**Records shown:**
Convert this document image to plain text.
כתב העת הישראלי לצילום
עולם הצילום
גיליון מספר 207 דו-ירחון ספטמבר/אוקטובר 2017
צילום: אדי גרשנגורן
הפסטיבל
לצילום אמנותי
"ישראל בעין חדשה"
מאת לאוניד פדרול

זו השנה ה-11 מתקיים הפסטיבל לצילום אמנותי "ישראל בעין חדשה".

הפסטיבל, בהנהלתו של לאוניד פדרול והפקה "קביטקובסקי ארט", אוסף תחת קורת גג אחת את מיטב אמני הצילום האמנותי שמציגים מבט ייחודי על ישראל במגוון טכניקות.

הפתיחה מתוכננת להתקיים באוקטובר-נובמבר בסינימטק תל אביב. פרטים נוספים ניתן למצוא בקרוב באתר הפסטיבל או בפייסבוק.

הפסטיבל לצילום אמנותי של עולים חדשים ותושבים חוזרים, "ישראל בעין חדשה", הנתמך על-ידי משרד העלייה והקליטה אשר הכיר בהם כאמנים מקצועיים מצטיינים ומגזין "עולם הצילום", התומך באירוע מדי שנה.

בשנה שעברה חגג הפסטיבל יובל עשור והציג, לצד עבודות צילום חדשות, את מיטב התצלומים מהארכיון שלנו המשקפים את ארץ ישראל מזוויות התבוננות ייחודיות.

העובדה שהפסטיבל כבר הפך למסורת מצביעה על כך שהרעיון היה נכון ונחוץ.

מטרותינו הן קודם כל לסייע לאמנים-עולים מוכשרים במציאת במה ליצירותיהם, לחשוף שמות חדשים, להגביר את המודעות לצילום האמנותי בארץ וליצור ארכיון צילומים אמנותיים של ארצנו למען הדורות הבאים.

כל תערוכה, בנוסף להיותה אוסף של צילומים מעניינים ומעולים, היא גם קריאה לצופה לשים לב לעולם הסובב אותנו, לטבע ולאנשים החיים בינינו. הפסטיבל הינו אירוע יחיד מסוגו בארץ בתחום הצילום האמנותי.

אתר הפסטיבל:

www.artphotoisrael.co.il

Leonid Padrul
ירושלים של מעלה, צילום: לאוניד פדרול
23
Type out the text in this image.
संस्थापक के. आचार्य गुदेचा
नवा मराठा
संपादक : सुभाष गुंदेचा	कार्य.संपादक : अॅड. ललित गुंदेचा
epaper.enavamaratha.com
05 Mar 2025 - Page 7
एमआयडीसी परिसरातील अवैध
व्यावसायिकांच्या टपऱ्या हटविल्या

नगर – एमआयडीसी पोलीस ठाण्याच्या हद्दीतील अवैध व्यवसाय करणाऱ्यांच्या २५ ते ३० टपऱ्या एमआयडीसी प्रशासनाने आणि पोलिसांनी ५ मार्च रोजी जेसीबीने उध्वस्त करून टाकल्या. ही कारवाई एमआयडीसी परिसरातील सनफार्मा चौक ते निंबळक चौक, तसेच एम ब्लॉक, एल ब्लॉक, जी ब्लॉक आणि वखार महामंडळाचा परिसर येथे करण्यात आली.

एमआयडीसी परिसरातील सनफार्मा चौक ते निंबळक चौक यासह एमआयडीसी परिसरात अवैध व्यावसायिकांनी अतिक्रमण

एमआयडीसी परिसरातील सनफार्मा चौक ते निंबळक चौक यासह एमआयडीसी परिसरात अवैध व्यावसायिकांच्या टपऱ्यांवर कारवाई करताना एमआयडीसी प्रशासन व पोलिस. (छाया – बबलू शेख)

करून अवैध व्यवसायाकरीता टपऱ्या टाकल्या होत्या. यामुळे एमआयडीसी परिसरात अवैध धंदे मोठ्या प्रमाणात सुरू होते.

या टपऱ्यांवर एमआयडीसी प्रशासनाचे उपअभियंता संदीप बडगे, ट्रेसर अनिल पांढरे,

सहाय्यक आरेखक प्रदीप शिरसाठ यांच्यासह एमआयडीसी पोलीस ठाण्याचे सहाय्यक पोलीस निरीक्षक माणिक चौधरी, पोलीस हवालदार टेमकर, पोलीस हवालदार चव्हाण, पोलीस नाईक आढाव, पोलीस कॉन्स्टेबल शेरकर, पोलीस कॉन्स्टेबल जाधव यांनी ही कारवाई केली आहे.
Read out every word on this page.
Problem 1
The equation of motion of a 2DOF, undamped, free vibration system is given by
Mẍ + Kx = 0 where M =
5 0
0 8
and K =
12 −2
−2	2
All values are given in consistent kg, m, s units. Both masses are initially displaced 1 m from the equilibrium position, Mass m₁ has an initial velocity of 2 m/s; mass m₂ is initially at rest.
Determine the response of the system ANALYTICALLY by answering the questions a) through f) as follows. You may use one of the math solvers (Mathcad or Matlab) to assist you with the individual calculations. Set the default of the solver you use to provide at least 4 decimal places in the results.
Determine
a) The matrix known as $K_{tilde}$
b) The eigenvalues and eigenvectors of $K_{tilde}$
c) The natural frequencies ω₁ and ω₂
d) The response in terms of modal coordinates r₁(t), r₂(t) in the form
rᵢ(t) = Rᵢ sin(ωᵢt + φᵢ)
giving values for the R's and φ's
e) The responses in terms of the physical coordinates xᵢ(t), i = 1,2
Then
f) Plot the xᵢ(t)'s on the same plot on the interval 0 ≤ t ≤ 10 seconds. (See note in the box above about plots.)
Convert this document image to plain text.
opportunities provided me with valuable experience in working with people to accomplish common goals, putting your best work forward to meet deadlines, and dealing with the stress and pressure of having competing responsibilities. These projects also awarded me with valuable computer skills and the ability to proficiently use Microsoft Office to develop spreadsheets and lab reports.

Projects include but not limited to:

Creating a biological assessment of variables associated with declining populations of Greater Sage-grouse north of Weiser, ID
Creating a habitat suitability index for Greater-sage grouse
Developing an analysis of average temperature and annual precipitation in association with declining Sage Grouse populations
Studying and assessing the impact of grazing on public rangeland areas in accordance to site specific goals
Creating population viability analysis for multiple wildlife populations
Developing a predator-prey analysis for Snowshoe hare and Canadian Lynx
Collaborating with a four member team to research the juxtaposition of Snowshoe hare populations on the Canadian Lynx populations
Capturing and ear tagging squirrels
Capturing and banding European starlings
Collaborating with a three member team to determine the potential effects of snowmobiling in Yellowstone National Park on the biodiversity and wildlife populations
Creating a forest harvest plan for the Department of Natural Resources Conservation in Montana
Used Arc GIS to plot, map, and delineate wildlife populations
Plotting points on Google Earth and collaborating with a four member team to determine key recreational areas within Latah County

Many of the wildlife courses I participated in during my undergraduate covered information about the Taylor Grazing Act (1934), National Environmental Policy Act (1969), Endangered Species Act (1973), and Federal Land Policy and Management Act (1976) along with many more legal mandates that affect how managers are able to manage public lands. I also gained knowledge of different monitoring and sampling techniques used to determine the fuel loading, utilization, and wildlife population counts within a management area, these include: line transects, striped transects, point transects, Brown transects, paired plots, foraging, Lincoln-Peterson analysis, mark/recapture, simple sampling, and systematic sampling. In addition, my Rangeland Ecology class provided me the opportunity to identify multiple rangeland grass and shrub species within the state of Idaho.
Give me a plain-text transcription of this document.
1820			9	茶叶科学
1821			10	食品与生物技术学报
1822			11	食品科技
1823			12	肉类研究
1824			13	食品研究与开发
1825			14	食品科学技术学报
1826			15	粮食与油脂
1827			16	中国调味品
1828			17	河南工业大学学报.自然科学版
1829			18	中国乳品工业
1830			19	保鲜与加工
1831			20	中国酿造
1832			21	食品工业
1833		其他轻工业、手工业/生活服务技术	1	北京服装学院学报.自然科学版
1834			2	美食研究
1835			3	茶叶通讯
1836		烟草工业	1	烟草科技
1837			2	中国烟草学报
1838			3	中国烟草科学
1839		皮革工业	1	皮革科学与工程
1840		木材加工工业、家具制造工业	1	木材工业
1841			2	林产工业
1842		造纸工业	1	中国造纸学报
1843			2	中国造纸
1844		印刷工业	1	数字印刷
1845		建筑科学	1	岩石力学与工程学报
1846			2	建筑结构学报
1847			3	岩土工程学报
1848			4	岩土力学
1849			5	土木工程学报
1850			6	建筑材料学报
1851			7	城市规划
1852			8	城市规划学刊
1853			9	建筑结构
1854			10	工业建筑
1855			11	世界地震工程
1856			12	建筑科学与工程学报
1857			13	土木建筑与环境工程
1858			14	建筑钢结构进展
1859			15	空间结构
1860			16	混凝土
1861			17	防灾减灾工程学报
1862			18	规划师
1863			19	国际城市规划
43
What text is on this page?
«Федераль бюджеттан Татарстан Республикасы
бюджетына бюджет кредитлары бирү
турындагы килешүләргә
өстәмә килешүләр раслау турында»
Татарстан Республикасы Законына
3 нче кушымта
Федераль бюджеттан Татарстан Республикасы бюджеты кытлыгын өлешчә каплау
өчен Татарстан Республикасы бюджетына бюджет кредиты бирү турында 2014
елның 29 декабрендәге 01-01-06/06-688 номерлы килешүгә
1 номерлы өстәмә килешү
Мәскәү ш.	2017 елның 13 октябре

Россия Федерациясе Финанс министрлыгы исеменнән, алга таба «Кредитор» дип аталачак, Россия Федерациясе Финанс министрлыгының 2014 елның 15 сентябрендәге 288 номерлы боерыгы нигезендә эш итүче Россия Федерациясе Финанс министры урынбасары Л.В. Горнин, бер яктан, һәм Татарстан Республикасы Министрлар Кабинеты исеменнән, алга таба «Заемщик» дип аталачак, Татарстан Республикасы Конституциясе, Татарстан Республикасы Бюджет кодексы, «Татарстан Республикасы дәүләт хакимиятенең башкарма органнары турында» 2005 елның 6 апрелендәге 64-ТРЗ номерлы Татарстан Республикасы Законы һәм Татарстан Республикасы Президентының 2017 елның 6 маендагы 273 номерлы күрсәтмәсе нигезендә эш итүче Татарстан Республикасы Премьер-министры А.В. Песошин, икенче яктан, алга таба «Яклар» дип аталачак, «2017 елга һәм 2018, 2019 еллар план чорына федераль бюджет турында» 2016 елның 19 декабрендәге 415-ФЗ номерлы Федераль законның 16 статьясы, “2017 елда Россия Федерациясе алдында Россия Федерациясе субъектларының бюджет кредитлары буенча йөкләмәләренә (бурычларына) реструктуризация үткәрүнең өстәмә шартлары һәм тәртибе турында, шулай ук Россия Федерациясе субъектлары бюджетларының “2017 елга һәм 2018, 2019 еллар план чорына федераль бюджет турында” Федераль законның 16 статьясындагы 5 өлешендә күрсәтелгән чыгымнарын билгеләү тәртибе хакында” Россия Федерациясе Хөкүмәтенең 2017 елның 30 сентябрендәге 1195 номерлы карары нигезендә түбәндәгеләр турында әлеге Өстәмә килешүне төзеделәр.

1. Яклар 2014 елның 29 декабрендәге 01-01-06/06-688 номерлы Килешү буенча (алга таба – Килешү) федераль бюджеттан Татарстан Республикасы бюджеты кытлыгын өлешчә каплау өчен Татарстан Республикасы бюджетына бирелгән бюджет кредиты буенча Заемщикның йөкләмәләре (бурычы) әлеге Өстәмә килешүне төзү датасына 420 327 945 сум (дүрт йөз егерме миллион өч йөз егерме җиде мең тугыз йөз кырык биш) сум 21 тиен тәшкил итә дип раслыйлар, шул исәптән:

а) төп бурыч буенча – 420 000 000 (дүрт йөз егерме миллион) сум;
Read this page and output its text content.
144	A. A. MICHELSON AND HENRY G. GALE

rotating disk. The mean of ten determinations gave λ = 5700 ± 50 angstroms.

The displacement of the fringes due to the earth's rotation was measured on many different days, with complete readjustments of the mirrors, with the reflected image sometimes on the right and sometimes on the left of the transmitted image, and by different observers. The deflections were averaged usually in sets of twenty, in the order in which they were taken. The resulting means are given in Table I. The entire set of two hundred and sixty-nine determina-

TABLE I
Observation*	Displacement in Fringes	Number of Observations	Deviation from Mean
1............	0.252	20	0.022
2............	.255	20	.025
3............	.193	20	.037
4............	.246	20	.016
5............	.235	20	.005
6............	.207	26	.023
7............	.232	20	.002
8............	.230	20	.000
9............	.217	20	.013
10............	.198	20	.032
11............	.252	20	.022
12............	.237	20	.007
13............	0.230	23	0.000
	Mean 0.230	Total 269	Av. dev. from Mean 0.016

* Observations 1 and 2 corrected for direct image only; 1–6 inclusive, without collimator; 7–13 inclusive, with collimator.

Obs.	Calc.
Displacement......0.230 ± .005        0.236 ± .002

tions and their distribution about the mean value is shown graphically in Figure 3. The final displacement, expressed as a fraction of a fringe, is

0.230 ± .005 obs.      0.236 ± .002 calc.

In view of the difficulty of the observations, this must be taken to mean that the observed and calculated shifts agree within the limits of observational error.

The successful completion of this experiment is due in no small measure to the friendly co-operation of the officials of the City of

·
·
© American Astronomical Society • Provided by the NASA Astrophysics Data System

**Work to be completed:** Only a number is wanted: how many lines contain the word "text"?

**Task result:** 6